Written request:
Count the lines of the items below that contain the string "title", matching case exactly, and give only that number.

Given entries:
================

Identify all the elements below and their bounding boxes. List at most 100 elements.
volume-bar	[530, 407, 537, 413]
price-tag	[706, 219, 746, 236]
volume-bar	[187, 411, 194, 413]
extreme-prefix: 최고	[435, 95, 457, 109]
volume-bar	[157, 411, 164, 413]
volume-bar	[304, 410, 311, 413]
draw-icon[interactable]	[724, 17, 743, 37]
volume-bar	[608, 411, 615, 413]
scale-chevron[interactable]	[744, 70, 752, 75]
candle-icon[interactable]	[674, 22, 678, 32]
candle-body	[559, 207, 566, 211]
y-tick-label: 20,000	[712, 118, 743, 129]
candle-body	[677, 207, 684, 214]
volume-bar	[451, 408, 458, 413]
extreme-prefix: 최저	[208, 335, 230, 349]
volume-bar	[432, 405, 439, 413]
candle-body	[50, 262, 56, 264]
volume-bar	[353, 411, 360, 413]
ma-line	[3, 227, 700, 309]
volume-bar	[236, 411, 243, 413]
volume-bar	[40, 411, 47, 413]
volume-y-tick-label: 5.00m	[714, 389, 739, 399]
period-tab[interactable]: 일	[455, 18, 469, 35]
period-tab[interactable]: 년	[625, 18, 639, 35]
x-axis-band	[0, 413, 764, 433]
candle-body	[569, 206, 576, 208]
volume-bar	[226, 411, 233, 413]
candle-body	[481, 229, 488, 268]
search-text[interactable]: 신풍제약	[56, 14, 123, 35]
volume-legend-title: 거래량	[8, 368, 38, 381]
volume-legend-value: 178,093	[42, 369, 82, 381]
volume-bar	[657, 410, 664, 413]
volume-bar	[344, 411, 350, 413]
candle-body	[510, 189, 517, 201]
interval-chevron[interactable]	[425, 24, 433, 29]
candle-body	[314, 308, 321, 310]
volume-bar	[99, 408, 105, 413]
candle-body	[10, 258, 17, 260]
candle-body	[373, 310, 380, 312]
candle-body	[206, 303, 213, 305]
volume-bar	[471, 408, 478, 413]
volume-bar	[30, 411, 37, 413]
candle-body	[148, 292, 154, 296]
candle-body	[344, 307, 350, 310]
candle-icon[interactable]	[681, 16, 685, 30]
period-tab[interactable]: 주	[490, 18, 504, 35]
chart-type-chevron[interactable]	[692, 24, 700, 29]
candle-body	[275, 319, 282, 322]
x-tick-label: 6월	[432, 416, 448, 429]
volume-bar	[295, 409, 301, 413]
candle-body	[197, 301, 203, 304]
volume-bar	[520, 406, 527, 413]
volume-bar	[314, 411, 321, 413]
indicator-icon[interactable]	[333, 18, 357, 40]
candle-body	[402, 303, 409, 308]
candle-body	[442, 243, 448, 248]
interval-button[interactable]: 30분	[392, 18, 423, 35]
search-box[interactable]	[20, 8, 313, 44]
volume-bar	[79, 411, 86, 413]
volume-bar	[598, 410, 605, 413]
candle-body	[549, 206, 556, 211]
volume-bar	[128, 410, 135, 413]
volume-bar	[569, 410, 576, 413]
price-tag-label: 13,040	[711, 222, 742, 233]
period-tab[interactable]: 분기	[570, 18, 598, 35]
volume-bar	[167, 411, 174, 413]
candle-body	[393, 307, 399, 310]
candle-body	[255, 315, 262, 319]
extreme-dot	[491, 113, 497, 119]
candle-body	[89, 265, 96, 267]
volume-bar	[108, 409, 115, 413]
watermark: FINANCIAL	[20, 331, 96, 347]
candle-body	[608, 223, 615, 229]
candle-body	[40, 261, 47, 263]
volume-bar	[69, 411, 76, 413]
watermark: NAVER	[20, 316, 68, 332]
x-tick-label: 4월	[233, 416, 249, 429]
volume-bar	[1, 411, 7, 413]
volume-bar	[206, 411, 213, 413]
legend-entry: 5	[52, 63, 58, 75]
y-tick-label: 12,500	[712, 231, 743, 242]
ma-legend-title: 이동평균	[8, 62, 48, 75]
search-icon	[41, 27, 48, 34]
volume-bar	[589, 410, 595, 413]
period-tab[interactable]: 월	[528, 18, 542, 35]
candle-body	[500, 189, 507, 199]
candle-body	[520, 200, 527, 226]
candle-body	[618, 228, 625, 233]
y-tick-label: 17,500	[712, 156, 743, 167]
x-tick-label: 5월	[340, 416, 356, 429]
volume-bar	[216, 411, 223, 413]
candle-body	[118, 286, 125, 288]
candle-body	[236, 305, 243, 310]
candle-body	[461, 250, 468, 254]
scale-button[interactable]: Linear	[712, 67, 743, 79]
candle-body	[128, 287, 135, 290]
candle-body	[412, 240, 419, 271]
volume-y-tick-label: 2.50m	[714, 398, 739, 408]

================

Result:
2